[Saved entries]
—————
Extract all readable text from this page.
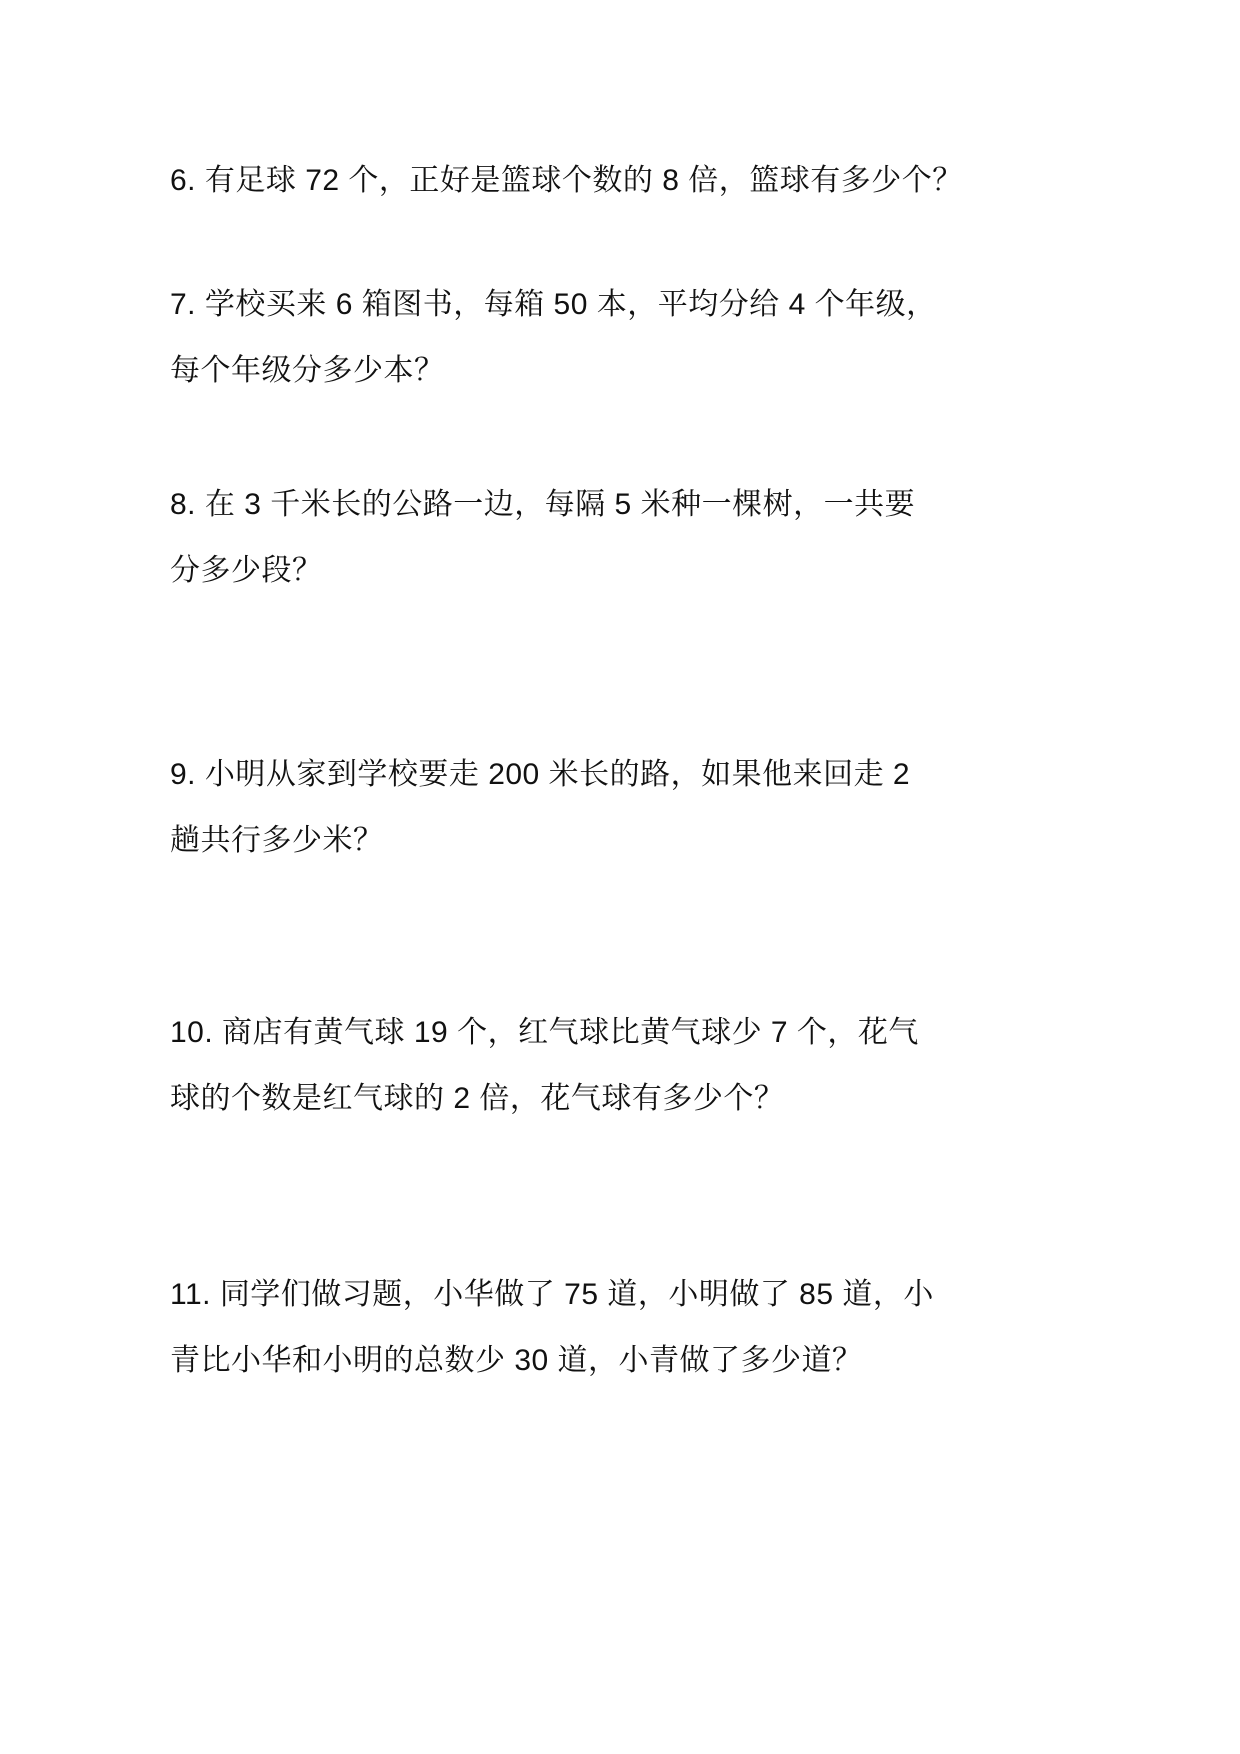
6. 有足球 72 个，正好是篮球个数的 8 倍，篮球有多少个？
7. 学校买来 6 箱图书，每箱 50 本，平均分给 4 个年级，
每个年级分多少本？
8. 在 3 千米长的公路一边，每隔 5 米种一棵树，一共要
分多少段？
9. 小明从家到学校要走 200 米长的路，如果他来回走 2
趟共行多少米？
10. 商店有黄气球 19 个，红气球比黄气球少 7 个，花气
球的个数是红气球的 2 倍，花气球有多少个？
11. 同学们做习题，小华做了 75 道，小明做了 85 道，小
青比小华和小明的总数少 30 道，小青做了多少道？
—————
-- What you need to do --
Leave out the pictures and restate everything else word for word.

-- Reply to the task --
Extract all readable text from this page.
6. 有足球 72 个，正好是篮球个数的 8 倍，篮球有多少个？
7. 学校买来 6 箱图书，每箱 50 本，平均分给 4 个年级，
每个年级分多少本？
8. 在 3 千米长的公路一边，每隔 5 米种一棵树，一共要
分多少段？
9. 小明从家到学校要走 200 米长的路，如果他来回走 2
趟共行多少米？
10. 商店有黄气球 19 个，红气球比黄气球少 7 个，花气
球的个数是红气球的 2 倍，花气球有多少个？
11. 同学们做习题，小华做了 75 道，小明做了 85 道，小
青比小华和小明的总数少 30 道，小青做了多少道？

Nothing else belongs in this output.